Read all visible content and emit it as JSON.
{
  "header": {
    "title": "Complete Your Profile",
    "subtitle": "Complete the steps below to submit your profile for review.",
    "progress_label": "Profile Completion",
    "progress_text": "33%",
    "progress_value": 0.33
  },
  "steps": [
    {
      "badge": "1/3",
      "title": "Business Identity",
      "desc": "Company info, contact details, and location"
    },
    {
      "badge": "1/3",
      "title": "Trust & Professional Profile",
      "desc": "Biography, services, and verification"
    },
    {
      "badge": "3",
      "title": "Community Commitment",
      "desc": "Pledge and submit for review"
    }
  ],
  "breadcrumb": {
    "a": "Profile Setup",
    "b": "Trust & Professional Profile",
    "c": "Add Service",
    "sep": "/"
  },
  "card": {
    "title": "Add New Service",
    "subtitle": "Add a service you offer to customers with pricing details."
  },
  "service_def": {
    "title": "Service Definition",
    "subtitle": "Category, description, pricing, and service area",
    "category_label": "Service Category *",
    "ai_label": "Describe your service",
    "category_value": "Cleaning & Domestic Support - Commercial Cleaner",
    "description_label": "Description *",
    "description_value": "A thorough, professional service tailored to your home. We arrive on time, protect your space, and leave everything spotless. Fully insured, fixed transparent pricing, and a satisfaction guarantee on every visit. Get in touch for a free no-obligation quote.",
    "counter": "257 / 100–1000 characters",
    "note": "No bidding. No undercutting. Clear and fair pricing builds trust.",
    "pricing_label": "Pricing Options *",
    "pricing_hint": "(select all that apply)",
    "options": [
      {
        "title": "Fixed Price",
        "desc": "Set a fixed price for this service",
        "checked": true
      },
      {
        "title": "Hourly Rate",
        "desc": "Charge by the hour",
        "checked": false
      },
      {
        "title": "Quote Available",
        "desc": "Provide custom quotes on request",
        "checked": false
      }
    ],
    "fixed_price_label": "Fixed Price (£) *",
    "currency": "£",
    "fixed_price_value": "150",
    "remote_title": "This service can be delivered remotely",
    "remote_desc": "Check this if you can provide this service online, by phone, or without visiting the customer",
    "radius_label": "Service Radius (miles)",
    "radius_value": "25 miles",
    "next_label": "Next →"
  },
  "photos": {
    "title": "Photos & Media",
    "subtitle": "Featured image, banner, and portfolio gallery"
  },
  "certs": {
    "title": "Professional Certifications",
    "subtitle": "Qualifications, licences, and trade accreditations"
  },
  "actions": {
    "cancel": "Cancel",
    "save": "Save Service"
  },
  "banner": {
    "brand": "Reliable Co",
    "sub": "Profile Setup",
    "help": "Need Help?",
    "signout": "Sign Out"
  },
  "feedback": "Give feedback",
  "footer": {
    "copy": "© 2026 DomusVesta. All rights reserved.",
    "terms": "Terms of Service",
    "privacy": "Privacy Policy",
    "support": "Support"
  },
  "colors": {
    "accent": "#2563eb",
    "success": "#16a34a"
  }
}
────────────────────────────────────────
• _Exercise requirements_:
Count each line with "steps" in it and report that figure by itself.

• _Exercise solution_:
2